• **SET PROBLEM**: From the entries below, please gather each line containing the string "Yield".

• **RECORD LIST**:
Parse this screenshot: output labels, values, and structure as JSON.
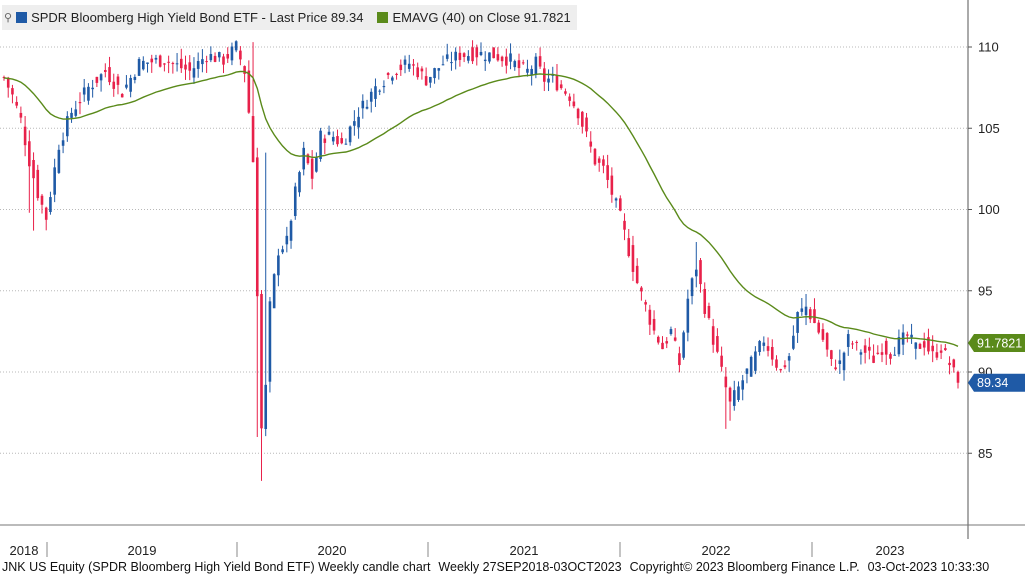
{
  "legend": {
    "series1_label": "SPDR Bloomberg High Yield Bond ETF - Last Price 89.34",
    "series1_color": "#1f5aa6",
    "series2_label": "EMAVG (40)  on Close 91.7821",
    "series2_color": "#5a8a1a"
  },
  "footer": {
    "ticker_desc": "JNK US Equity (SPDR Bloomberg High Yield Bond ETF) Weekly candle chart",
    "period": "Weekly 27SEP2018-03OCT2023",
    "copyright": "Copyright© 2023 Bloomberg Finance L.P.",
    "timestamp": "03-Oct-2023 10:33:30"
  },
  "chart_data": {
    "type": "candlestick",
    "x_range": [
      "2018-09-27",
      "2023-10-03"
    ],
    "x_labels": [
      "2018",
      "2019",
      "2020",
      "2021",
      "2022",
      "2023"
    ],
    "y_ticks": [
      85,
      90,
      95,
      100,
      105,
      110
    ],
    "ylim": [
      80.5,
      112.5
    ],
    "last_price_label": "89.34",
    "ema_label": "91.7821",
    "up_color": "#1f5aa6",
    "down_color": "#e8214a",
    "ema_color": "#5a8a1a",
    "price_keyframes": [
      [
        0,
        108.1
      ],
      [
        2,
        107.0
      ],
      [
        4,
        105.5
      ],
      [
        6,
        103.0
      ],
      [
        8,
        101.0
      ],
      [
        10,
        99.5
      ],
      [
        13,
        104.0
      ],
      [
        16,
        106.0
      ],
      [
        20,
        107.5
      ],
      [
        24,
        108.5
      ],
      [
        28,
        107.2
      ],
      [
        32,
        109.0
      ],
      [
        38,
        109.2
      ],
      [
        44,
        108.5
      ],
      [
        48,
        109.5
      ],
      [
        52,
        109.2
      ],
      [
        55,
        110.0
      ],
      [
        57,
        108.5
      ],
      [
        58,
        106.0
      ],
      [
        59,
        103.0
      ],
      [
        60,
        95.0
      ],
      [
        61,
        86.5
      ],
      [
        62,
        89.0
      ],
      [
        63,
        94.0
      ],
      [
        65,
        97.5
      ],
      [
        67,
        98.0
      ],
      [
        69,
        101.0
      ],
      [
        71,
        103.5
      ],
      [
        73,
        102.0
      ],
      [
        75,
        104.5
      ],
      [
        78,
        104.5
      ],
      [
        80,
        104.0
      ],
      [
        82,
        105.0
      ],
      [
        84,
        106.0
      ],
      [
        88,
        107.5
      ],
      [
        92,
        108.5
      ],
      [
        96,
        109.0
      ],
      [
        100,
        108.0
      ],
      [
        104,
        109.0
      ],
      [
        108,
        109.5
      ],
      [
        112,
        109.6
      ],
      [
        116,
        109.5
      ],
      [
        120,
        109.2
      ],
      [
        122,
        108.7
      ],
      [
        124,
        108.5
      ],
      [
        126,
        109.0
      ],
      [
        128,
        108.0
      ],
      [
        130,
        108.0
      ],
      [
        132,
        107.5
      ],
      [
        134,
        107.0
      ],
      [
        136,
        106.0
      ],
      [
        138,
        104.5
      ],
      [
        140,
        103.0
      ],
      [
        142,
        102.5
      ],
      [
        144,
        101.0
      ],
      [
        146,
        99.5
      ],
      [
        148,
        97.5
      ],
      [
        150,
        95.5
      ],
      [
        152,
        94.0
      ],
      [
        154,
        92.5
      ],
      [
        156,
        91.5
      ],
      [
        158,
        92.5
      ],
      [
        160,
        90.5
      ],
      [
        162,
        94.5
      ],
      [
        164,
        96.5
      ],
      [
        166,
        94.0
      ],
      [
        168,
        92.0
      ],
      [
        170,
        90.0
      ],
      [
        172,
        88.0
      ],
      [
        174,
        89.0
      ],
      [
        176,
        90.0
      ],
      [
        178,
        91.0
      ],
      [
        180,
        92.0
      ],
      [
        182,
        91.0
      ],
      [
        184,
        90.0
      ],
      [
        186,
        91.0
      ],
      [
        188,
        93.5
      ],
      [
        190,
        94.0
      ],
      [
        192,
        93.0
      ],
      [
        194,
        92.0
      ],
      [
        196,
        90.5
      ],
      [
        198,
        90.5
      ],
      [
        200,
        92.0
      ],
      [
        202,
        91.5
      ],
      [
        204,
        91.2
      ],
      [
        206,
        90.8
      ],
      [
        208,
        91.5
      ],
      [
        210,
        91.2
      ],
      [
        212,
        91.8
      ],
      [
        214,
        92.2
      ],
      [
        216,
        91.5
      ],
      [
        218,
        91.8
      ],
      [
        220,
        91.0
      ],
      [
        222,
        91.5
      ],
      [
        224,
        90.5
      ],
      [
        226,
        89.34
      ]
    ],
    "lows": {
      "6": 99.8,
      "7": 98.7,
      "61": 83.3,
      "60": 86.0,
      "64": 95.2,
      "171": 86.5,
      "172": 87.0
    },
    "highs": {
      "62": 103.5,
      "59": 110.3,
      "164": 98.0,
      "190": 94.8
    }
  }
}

• **TASK OUTPUT**:
    "series1_label": "SPDR Bloomberg High Yield Bond ETF - Last Price 89.34",
    "ticker_desc": "JNK US Equity (SPDR Bloomberg High Yield Bond ETF) Weekly candle chart",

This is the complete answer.